(Consigne):
Rédigez, s'il vous plaît, la suite du texte sur la reconnaissance de la Palestine et la Cour pénale internationale, en reprenant après sa dernière phrase.

(Extrait à lire):
▼

Mais, là n’est pas notre propos aujourd’hui.

 

Nous voudrions « tordre le cou » à une contre-vérité, largement répandue.

 

Sans doute, il est vrai que la reconnaissance par l’AG des Nations Unies d’un (non) « État de Palestine », dépourvu de territoire, voire même de gouvernement, va, toutefois, lui faciliter l’entrée quasi automatique dans le « système des Nations Unies », voire à la Cour pénale internationale (CPI).

 

Mais de là à imaginer que cela faciliterait la mise en accusation d’Israël devant cette juridiction, il y a – heureusement – un fossé quasiment infranchissable.

 

La « reconnaissance » en tant qu’ « État » de la « Palestine » lèverait certes les objections soulevées au printemps dernier par le Procureur auprès de la Cour (v. www.desinfos.com/spip.php?page=article&id_article=30709).

 

Toutefois, il faudrait, en premier lieu, que les Palestiniens (ou un quelconque État) puissent assigner Israël devant la CPI.

 

Ce qui, en l’état du droit, est pratiquement impossible.

 

Dans le cas général, un État ne peut être assigné devant la CPI que s’il est partie au Statut de la Cour, ce qui n’est précisément par le cas d’Israël, qui n’a pas adhéré à la convention de Rome.

 

Et s’il est vrai que la saisine de la Cour est, également, possible à la demande du Conseil de sécurité de l’ONU, cette hypothèse est hautement improbable, du fait que les États-Unis, seul véritable État ami d’Israël, jusqu’à présent du moins, ne manqueraient pas de faire usage de leur droit de veto.

 

Ainsi, contrairement à l’opinion erronée que nous avions émise dans notre point de vue ci-dessus rappelé, le  changement de statut international de l’entité palestinienne, par le vote du 29 novembre dernier, sera sans incidence, sur le plan de la recevabilité à assigner Israël devant la CPI.

▲

(Données sources):

▼

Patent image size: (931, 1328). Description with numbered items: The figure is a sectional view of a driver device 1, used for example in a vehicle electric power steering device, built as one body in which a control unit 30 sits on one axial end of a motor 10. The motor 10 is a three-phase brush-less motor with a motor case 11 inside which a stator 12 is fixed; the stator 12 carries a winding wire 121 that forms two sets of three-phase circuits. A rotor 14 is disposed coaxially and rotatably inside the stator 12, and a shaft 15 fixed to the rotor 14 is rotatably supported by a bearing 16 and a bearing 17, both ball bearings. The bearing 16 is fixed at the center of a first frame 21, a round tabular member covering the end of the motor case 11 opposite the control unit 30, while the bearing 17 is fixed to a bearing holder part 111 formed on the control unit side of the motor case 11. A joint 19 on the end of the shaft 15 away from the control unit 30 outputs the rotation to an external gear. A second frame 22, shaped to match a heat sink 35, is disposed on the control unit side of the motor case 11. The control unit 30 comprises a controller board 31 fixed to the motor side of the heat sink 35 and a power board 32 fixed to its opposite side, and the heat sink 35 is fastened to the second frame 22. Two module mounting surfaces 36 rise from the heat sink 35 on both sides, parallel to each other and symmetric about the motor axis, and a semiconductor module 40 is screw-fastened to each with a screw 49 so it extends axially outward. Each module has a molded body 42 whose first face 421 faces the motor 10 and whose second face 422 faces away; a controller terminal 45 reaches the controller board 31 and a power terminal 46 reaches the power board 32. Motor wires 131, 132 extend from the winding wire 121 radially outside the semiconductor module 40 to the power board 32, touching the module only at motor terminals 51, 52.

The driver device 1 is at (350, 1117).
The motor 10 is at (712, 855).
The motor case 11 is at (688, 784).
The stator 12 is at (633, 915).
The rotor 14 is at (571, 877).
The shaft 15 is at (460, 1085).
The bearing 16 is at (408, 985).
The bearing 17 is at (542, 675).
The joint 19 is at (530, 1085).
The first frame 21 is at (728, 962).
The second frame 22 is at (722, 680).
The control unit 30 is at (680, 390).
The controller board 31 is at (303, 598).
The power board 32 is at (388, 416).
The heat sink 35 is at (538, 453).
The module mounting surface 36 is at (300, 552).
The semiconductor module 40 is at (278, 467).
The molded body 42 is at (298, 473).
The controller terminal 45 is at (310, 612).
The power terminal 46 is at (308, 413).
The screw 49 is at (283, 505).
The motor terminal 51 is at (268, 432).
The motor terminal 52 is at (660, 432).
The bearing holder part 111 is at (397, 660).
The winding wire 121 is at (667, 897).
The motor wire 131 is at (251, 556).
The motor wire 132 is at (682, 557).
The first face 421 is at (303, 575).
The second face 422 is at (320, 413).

▲

(Réponse):
 

Encore faudrait-il ensuite que, sur le fond, Israël puisse être, effectivement, accusé de crime de guerre, à propos du développement des constructions dans les Territoires disputés et à Jérusalem-Est.

 

Or, la méthode Coué n’étant toujours pas applicable en droit international, il n’en est rien.

 

L’accusation de « crime de guerre » est, par elle-même, grotesque, dès lors que cette incrimination suppose, généralement, des atteintes portées à l’intégrité de personnes physiques, voire des destructions de biens.

 

Or, rien de tel n’a jamais été allégué à propos de ces constructions, dont nous persistons, cependant, à déplorer le développement, dans des territoires, qui ne sont pas dotés d’un statut définitif (ce qu’Israël admet lui-même).

 

En cas de litige entre deux propriétaires voisins, généralement, l’un et l’autre doivent s’abstenir de toute initiative de nature à gêner le règlement du litige devant un juge.

 

Ici, aucun juge n’étant susceptible d’être saisi (en l’absence tout à fait invraisemblable d’accord de l’une et l’autre des deux parties), le sort définitif de ces territoires ne peut résulter, comme le souligne à juste titre Israël, qu’à la suite de négociations entre les deux parties.

 

Et dans l’attente – certes interminable – de négociations, il n’en demeure pas moins que toute initiative de nature à peser sur ces négociations devrait être évitée.

 

Ne pas le faire constitue tout au plus une erreur, mais non un crime et encore moins un crime de guerre.

 

Ce n’est pas parce que les Palestiniens ont l’habitude d’employer les « grands mots » (rappelons l’accusation de « génocide du peuple palestinien » reproché à Israël, qui a été, parfois, inconsidérément avancé…) qu’il faut tolérer cet abus de langage.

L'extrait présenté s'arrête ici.